EXERCISE ->
Within the listing below, locate all lines containing the word "capacity". Copy each one.

>> begin RAW DATA

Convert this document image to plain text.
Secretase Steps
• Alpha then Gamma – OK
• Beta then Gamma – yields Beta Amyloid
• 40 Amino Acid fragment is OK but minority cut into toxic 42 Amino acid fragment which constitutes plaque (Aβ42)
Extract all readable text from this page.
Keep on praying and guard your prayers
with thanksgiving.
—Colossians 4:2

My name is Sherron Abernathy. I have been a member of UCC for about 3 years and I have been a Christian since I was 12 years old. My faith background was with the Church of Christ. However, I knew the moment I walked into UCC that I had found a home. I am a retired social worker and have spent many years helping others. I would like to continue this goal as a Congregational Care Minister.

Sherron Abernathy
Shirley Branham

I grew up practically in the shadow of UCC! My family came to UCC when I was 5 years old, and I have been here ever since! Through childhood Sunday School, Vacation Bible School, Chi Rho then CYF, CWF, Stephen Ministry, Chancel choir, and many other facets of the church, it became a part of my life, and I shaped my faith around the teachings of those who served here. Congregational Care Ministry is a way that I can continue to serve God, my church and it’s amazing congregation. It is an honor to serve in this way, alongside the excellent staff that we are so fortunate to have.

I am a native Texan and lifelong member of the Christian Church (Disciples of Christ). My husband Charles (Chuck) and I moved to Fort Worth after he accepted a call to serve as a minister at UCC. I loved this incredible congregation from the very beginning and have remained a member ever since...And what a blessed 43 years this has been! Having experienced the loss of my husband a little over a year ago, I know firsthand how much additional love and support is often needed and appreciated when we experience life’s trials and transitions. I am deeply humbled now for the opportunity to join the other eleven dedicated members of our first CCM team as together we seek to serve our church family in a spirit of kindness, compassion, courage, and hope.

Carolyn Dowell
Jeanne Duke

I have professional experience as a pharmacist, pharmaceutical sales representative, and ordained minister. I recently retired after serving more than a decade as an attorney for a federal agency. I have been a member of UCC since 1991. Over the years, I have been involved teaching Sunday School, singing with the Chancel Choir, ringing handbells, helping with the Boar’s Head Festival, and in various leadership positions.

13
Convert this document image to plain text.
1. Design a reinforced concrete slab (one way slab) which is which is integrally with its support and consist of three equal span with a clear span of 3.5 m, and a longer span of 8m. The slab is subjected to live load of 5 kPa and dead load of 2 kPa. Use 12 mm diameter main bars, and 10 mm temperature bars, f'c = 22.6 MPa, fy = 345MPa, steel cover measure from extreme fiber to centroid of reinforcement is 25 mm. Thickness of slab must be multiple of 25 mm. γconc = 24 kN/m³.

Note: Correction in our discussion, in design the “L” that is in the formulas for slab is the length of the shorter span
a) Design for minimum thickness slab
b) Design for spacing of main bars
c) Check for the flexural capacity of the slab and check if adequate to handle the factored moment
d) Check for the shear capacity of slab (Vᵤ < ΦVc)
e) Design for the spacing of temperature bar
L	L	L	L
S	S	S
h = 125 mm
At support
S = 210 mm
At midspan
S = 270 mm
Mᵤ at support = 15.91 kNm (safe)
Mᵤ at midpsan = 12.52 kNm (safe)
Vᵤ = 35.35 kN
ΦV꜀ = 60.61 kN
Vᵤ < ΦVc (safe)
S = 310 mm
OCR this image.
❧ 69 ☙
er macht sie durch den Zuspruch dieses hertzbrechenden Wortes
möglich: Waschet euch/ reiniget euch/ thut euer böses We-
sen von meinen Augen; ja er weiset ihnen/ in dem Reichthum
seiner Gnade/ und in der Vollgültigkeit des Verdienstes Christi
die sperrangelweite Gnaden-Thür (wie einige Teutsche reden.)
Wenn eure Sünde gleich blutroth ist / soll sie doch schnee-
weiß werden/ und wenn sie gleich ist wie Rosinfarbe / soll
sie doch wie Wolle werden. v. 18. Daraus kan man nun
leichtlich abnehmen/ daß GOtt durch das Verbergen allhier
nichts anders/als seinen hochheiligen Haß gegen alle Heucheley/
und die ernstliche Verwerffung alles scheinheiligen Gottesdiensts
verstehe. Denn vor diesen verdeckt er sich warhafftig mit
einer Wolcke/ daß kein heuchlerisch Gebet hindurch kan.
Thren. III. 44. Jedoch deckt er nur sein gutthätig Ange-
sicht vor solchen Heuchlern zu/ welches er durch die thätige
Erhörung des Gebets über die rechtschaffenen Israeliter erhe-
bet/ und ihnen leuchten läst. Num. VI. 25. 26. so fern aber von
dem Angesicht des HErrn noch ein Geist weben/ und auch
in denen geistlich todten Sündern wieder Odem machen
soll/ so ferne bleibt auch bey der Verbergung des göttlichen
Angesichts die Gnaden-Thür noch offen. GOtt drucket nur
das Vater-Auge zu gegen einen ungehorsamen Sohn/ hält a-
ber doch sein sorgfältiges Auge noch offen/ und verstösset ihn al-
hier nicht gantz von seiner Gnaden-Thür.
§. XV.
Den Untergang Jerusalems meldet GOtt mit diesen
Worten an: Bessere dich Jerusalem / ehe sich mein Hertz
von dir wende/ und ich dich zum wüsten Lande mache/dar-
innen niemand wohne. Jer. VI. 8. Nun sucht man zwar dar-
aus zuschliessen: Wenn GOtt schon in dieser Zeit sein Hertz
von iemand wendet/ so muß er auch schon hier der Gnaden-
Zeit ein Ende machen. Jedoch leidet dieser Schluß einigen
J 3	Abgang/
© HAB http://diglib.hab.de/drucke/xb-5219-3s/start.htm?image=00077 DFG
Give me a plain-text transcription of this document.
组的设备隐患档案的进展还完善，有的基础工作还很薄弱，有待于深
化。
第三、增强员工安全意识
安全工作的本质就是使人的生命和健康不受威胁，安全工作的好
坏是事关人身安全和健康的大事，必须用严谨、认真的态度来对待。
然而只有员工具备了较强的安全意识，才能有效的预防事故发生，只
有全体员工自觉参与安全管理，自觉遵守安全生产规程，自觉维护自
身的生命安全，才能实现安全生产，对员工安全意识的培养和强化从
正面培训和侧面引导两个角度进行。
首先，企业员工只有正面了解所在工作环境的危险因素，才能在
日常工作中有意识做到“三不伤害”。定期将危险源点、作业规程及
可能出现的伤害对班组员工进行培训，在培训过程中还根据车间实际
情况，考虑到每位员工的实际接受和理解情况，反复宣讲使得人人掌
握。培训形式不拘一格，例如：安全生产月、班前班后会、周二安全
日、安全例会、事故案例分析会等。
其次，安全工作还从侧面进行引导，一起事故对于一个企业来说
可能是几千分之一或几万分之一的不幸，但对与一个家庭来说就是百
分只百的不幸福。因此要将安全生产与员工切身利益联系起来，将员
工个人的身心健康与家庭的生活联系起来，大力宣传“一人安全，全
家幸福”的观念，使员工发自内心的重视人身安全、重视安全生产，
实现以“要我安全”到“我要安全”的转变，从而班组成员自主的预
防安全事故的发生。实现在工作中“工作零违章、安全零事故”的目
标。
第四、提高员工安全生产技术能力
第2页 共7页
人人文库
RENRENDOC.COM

>> end RAW DATA

RESPONSE TO THIS EXERCISE ->
c) Check for the flexural capacity of the slab and check if adequate to handle the factored moment
d) Check for the shear capacity of slab (Vᵤ < ΦVc)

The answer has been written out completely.